Dataset rows about figures
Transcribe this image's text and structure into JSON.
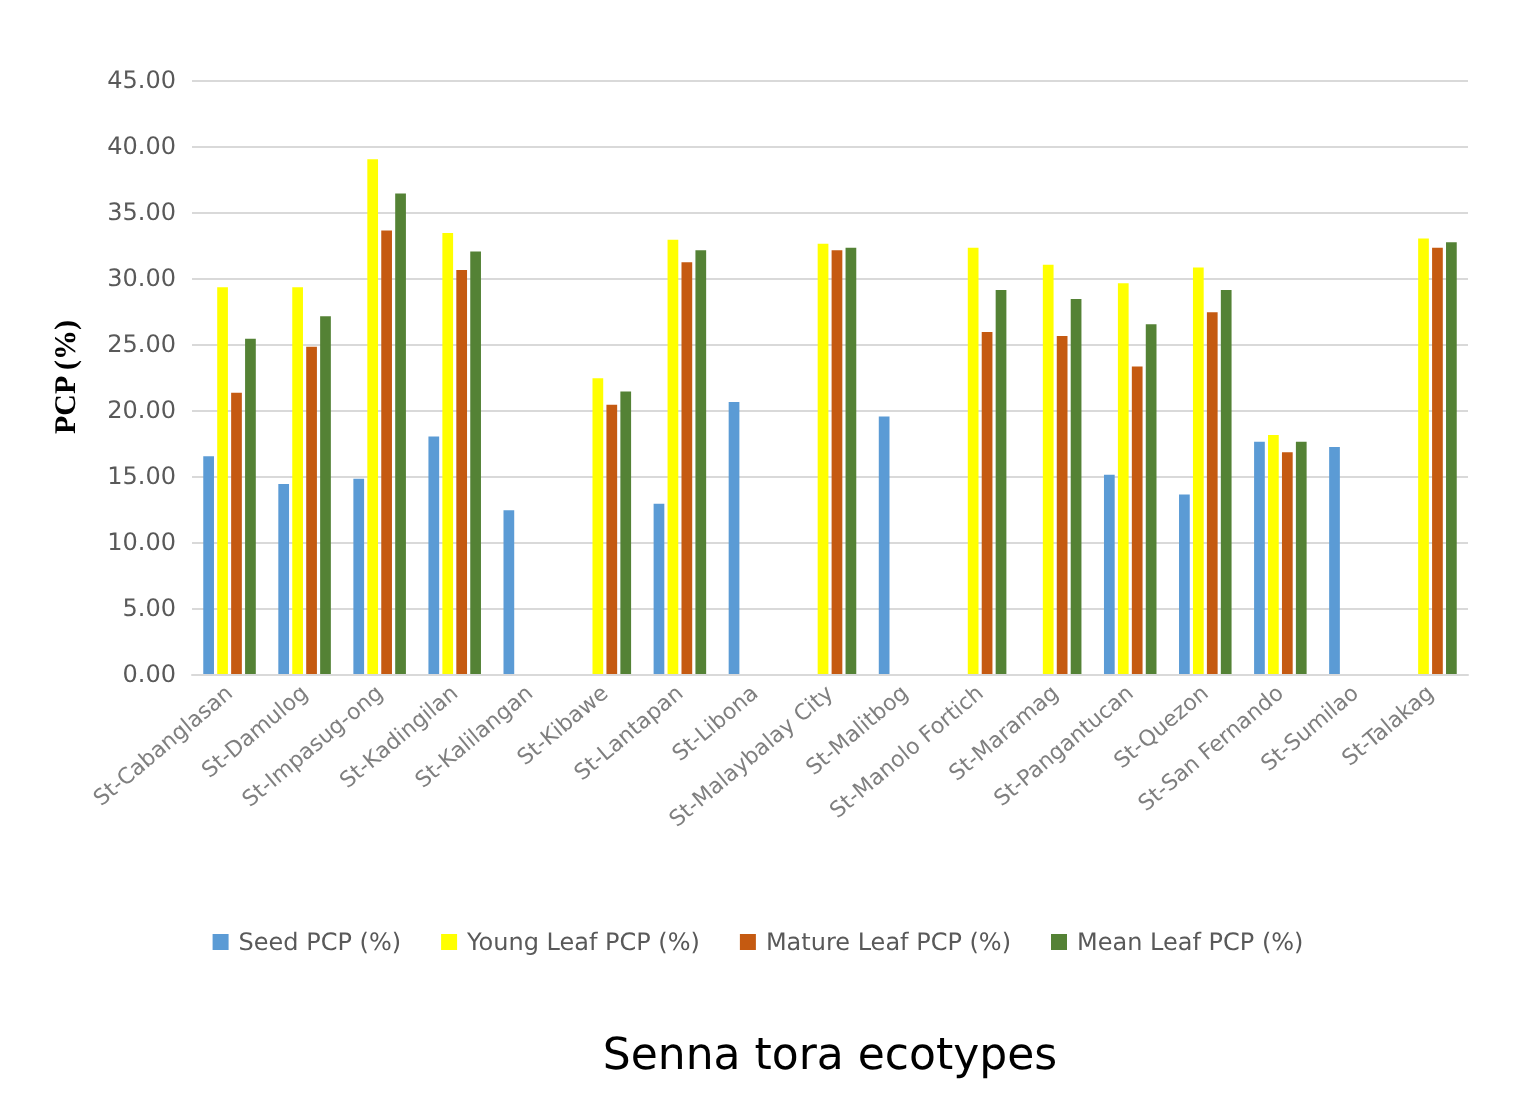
{
  "chart_data": {
    "type": "bar",
    "xlabel": "Senna tora ecotypes",
    "ylabel": "PCP (%)",
    "categories": [
      "St-Cabanglasan",
      "St-Damulog",
      "St-Impasug-ong",
      "St-Kadingilan",
      "St-Kalilangan",
      "St-Kibawe",
      "St-Lantapan",
      "St-Libona",
      "St-Malaybalay City",
      "St-Malitbog",
      "St-Manolo Fortich",
      "St-Maramag",
      "St-Pangantucan",
      "St-Quezon",
      "St-San Fernando",
      "St-Sumilao",
      "St-Talakag"
    ],
    "series": [
      {
        "name": "Seed PCP (%)",
        "color": "#5b9bd5",
        "values": [
          16.5,
          14.4,
          14.8,
          18.0,
          12.4,
          null,
          12.9,
          20.6,
          null,
          19.5,
          null,
          null,
          15.1,
          13.6,
          17.6,
          17.2,
          null
        ]
      },
      {
        "name": "Young Leaf PCP (%)",
        "color": "#ffff00",
        "values": [
          29.3,
          29.3,
          39.0,
          33.4,
          null,
          22.4,
          32.9,
          null,
          32.6,
          null,
          32.3,
          31.0,
          29.6,
          30.8,
          18.1,
          null,
          33.0
        ]
      },
      {
        "name": "Mature Leaf PCP (%)",
        "color": "#c55a11",
        "values": [
          21.3,
          24.8,
          33.6,
          30.6,
          null,
          20.4,
          31.2,
          null,
          32.1,
          null,
          25.9,
          25.6,
          23.3,
          27.4,
          16.8,
          null,
          32.3
        ]
      },
      {
        "name": "Mean Leaf PCP (%)",
        "color": "#548235",
        "values": [
          25.4,
          27.1,
          36.4,
          32.0,
          null,
          21.4,
          32.1,
          null,
          32.3,
          null,
          29.1,
          28.4,
          26.5,
          29.1,
          17.6,
          null,
          32.7
        ]
      }
    ],
    "ylim": [
      0,
      45
    ],
    "yticks": [
      {
        "value": 0,
        "label": "0.00"
      },
      {
        "value": 5,
        "label": "5.00"
      },
      {
        "value": 10,
        "label": "10.00"
      },
      {
        "value": 15,
        "label": "15.00"
      },
      {
        "value": 20,
        "label": "20.00"
      },
      {
        "value": 25,
        "label": "25.00"
      },
      {
        "value": 30,
        "label": "30.00"
      },
      {
        "value": 35,
        "label": "35.00"
      },
      {
        "value": 40,
        "label": "40.00"
      },
      {
        "value": 45,
        "label": "45.00"
      }
    ],
    "grid": "y",
    "legend": "bottom"
  }
}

### Directive
Give only the count of lines in the data that include the string "Leaf".

### The reply
3